**GIVEN PROBLEM**
Filter this data down to the lines that hold "حملو", and copy them.

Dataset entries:
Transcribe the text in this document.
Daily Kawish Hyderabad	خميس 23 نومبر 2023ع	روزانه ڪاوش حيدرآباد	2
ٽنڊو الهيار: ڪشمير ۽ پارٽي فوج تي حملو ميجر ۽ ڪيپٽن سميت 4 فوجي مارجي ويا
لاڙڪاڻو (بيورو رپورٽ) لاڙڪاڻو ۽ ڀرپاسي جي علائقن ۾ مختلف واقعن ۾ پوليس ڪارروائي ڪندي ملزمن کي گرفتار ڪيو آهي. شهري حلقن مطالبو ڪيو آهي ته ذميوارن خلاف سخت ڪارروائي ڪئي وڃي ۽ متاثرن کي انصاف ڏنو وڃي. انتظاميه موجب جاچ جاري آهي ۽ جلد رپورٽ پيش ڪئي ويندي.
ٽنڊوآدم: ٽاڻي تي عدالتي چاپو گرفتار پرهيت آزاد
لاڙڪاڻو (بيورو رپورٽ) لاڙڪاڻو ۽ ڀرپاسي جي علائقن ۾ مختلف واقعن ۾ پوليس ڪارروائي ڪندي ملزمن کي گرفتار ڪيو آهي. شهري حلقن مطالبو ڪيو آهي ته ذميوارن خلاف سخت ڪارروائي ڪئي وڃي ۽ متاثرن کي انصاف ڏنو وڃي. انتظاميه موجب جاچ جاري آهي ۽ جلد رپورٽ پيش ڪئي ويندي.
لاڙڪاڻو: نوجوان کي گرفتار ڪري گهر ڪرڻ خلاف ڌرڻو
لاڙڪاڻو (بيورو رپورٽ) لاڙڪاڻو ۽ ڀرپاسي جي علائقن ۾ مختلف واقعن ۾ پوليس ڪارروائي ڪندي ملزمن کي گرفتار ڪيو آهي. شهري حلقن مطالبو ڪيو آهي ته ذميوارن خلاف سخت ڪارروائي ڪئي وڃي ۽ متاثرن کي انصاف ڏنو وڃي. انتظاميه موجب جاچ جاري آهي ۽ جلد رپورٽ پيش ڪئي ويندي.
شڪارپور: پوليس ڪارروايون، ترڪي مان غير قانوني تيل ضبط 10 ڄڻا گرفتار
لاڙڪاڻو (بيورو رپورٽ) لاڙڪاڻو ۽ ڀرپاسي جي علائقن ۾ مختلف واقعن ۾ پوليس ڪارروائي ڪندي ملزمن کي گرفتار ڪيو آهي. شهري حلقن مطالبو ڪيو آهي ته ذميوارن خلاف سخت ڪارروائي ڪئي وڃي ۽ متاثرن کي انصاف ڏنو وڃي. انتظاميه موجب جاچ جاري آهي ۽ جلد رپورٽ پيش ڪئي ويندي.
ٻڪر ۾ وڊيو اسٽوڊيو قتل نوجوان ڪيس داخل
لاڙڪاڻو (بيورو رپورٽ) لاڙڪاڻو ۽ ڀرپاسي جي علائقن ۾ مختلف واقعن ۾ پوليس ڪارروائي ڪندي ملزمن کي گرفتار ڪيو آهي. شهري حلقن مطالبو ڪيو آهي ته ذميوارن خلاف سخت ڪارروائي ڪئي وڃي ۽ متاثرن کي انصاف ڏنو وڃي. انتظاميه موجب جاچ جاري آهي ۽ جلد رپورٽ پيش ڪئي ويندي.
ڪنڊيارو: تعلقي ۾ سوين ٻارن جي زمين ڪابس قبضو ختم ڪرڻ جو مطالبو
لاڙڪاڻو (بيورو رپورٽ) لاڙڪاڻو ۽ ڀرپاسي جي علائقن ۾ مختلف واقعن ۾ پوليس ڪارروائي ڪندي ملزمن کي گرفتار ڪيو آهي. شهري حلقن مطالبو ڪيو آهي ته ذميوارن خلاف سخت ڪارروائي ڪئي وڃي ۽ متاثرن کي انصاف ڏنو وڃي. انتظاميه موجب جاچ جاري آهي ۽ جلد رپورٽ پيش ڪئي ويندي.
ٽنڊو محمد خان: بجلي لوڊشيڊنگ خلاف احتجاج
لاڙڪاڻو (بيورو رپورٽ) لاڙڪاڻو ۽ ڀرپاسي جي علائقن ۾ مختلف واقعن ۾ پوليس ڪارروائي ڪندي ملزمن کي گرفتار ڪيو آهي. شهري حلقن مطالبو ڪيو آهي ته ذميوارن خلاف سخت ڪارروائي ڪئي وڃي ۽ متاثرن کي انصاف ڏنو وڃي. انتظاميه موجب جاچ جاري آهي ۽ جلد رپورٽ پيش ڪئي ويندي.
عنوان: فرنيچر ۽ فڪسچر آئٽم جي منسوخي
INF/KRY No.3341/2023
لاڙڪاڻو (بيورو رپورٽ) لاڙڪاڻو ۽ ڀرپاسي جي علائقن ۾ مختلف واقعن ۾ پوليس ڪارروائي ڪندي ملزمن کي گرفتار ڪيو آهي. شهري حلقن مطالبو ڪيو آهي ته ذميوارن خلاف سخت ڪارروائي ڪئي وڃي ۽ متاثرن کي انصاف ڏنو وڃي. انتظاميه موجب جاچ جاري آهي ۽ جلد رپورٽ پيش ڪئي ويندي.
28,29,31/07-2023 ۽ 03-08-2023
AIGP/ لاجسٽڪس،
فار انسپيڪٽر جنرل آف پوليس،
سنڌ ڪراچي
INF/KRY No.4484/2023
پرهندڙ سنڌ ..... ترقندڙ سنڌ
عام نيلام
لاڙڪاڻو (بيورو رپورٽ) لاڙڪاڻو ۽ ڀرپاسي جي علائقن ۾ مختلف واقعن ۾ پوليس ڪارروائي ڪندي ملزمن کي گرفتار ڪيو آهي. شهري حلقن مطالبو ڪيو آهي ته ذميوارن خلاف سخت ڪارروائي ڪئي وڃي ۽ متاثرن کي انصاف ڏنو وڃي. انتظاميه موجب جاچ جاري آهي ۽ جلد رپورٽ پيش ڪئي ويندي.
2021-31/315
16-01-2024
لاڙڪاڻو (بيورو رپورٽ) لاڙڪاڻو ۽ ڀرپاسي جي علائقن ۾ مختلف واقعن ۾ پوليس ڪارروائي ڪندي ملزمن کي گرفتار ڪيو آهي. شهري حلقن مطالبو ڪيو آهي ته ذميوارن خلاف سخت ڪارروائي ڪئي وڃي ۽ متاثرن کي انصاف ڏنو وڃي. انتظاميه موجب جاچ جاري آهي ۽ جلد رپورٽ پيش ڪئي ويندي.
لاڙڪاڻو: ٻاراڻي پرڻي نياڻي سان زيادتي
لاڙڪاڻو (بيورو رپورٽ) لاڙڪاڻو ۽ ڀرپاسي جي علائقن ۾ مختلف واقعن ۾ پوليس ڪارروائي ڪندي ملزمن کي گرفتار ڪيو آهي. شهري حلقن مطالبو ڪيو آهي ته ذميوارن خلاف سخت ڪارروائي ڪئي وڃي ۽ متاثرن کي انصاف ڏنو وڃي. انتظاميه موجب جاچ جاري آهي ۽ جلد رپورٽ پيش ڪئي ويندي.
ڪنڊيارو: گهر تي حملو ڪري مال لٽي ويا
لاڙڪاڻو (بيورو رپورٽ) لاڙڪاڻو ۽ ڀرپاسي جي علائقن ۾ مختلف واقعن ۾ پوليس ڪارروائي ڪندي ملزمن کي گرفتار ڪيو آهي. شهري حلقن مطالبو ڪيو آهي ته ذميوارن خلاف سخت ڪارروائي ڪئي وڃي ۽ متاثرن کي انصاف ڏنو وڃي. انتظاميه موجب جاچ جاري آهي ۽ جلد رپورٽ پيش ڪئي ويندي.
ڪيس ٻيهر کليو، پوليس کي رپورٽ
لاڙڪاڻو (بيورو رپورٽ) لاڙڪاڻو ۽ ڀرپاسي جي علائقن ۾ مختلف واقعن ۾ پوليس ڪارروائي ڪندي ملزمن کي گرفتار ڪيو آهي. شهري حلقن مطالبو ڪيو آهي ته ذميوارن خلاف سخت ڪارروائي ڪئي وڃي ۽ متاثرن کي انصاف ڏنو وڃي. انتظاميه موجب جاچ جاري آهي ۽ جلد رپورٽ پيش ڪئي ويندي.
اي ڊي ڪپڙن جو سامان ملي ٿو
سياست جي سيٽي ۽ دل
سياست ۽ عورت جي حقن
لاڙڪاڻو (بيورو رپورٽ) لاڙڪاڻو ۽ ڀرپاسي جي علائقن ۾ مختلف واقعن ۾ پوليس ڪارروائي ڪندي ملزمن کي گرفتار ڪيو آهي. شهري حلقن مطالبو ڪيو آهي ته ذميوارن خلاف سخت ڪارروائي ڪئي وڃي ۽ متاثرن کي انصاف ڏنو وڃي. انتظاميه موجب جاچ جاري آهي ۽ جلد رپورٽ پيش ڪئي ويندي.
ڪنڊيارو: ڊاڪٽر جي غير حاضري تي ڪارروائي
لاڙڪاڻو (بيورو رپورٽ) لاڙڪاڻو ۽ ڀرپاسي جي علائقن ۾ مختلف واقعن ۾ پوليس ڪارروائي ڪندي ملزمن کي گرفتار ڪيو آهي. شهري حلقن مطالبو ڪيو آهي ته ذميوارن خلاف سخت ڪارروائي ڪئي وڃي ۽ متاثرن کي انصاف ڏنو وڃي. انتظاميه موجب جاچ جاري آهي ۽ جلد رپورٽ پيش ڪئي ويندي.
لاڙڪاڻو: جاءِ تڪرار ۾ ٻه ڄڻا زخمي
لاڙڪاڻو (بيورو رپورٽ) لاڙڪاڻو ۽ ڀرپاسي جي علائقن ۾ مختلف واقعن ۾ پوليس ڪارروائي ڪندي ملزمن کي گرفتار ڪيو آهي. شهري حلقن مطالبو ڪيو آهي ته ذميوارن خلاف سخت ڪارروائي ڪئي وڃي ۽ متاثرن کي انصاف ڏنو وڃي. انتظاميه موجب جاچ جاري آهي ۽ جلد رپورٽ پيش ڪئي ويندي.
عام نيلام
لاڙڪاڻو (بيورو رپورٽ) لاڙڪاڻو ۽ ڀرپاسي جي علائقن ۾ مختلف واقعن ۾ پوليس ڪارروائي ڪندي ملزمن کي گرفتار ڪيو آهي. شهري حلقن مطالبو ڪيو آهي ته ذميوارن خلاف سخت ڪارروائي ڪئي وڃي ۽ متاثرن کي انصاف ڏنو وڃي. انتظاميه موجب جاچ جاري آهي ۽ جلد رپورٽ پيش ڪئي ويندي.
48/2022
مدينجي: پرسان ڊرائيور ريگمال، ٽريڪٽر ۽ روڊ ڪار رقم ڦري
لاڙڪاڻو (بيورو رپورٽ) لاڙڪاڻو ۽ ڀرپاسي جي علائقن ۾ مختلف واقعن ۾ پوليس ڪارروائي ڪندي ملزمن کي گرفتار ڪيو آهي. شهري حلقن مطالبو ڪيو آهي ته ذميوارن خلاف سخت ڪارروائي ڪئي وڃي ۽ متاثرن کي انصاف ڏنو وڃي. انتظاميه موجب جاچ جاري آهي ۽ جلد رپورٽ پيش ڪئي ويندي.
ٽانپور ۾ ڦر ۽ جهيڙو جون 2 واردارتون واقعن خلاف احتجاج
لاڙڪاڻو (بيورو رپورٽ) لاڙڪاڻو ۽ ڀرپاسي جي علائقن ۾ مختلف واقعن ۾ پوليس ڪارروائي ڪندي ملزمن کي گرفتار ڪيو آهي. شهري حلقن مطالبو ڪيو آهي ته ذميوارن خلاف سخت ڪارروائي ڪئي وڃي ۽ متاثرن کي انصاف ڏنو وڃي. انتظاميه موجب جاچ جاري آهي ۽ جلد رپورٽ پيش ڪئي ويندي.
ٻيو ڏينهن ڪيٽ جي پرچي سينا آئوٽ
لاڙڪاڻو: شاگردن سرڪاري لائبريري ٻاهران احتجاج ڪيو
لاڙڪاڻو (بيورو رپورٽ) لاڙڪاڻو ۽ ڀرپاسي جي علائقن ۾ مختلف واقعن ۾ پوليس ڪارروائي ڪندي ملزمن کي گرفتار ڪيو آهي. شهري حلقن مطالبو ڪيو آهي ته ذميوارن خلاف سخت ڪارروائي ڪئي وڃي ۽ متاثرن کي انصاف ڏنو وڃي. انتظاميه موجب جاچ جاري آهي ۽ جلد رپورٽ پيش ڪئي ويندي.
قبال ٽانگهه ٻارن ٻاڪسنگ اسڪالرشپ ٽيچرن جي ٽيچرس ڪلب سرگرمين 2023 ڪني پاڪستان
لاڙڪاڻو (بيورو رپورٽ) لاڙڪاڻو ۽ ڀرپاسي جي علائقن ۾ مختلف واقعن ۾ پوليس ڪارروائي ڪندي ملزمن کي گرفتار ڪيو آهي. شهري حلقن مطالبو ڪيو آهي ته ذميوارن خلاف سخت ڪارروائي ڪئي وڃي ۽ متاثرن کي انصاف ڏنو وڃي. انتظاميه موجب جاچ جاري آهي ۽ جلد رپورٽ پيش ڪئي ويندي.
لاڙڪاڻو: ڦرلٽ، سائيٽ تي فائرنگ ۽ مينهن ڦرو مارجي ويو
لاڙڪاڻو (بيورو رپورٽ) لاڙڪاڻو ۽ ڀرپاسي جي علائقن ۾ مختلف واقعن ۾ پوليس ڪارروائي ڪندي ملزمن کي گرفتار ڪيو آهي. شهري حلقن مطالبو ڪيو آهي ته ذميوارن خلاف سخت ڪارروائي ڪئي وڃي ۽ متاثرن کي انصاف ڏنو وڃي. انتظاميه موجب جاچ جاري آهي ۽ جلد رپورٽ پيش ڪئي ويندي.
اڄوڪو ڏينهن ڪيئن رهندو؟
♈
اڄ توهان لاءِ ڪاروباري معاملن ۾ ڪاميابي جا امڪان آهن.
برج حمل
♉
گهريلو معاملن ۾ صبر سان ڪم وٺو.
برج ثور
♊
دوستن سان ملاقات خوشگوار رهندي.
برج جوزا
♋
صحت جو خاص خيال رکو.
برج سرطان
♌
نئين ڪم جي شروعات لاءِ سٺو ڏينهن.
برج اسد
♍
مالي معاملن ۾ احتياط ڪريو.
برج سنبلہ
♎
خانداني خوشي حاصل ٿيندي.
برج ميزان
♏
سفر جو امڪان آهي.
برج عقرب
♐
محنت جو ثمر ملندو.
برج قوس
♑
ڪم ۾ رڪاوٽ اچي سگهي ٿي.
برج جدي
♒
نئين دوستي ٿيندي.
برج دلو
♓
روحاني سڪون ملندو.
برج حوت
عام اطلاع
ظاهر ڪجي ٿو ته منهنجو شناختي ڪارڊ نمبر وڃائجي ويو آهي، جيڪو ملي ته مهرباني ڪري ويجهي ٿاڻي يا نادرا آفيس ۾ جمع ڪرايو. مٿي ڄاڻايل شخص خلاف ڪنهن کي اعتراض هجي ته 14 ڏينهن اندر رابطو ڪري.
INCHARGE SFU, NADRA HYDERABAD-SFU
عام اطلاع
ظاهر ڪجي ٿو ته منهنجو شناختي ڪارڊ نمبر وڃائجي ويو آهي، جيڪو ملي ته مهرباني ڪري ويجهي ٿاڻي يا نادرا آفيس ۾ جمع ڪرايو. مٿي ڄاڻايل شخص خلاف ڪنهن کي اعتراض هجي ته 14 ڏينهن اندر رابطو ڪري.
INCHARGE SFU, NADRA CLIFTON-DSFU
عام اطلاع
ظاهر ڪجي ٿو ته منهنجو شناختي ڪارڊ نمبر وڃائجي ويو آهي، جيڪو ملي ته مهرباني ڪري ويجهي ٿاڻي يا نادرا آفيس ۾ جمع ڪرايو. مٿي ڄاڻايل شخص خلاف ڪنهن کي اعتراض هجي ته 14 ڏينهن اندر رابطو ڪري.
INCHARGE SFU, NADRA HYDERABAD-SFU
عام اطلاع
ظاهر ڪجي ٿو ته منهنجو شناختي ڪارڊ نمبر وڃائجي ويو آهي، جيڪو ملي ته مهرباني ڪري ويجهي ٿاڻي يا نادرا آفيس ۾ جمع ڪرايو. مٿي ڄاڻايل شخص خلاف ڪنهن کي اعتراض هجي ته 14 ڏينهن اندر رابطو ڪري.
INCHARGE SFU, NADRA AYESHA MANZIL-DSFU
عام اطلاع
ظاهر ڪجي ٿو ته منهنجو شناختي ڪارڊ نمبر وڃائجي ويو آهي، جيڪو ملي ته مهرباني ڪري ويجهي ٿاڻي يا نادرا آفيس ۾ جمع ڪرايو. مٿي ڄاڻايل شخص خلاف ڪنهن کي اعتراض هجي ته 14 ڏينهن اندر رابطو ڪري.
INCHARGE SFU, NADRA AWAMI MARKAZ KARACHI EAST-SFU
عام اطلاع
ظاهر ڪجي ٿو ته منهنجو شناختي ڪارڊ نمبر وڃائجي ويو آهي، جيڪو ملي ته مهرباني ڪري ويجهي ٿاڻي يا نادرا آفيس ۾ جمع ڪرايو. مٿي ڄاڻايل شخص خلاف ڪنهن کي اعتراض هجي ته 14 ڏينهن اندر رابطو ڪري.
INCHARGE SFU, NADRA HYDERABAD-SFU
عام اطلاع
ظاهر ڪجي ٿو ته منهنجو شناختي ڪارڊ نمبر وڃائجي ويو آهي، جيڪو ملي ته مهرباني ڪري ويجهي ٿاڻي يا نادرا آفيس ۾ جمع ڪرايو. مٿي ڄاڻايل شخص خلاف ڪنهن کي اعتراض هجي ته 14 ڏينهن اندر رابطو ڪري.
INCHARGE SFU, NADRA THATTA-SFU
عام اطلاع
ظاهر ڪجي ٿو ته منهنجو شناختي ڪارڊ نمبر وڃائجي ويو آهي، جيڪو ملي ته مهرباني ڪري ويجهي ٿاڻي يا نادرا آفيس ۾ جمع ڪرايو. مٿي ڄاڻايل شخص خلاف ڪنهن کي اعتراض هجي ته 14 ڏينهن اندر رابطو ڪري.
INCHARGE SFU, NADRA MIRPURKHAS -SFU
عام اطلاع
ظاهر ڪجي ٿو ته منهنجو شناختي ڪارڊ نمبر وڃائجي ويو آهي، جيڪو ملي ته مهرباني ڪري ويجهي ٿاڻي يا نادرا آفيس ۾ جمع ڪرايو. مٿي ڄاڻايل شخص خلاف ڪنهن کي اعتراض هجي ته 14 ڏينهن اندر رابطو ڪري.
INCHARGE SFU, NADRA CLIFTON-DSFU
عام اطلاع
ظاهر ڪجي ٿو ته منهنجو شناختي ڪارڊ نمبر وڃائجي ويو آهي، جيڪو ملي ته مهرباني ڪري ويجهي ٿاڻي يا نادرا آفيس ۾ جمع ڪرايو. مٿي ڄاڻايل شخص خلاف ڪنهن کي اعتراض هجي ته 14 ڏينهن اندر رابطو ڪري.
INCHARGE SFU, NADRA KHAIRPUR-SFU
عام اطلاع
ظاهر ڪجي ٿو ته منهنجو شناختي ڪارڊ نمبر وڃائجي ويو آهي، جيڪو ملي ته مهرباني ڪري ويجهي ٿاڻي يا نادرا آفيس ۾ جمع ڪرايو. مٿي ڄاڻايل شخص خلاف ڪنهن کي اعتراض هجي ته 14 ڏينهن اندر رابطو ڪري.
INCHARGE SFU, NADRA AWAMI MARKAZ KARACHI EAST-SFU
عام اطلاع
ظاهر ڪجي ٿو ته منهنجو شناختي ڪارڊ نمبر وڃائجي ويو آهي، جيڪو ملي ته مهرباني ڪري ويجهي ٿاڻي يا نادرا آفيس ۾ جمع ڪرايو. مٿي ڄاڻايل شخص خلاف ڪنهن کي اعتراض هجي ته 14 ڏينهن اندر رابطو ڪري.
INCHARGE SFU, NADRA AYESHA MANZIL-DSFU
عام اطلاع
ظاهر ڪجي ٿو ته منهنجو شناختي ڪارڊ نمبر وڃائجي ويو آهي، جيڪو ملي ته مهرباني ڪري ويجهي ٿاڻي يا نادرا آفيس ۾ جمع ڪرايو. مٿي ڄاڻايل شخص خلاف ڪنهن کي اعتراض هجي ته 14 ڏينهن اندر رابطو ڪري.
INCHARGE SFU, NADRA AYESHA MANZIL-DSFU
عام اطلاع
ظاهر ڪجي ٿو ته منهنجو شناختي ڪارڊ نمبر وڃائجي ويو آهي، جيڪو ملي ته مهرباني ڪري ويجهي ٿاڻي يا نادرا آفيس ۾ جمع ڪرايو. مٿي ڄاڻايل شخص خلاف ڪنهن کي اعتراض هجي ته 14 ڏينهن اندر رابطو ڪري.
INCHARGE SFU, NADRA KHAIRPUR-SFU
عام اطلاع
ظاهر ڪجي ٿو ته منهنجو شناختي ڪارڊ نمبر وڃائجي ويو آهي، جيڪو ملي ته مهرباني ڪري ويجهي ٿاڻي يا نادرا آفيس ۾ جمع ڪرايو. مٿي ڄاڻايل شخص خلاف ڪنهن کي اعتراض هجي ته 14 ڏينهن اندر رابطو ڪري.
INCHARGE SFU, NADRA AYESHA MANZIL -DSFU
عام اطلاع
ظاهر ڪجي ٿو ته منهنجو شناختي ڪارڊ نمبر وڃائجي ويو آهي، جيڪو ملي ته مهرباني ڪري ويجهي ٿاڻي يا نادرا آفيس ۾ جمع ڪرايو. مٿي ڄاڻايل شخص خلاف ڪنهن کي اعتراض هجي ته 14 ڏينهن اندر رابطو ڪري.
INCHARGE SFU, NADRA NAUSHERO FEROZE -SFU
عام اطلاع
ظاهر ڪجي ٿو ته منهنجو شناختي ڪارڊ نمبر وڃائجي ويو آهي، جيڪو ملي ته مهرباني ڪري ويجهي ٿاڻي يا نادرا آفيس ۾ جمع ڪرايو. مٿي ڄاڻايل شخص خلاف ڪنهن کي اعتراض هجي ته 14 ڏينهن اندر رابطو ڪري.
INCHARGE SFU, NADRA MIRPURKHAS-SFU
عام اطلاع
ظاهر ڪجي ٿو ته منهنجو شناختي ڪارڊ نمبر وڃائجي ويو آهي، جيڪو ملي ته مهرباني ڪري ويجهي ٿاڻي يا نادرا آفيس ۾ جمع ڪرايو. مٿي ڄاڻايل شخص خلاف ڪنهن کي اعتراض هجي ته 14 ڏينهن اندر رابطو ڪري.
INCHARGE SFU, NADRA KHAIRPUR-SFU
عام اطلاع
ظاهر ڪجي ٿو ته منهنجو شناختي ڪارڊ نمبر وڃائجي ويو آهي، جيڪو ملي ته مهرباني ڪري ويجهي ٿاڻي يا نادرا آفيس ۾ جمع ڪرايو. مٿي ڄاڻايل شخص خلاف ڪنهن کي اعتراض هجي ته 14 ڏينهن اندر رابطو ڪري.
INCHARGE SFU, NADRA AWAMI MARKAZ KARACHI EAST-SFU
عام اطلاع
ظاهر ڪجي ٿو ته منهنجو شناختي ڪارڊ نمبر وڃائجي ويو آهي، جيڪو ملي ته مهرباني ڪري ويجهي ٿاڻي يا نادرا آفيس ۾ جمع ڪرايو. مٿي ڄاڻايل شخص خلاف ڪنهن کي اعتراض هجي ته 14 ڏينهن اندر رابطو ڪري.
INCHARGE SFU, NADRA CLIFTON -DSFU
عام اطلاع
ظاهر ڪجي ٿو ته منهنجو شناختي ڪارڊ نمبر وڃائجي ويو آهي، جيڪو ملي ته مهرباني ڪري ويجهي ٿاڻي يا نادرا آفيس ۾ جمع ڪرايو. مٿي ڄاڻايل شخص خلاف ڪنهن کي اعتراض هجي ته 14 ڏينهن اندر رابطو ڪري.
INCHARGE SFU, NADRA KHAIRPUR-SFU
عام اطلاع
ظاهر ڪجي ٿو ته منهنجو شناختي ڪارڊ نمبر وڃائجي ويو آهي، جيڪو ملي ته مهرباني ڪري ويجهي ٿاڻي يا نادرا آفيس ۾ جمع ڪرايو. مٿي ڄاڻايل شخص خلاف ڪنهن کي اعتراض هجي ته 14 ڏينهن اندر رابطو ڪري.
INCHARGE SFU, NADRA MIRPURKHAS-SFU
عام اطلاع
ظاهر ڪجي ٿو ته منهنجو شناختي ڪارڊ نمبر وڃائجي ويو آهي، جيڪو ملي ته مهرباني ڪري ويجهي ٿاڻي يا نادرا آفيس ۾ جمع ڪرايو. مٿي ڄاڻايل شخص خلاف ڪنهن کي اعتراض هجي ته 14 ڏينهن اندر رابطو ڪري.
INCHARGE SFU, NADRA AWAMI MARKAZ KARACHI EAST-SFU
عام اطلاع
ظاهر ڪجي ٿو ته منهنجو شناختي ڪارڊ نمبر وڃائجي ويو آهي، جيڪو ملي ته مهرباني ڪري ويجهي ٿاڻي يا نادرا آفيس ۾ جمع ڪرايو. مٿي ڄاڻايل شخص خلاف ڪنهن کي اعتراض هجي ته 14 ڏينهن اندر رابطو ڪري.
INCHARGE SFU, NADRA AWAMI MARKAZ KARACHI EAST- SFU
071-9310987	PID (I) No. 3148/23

**RESPONSE TO THIS EXERCISE**
ٽنڊو الهيار: ڪشمير ۽ پارٽي فوج تي حملو ميجر ۽ ڪيپٽن سميت 4 فوجي مارجي ويا
ڪنڊيارو: گهر تي حملو ڪري مال لٽي ويا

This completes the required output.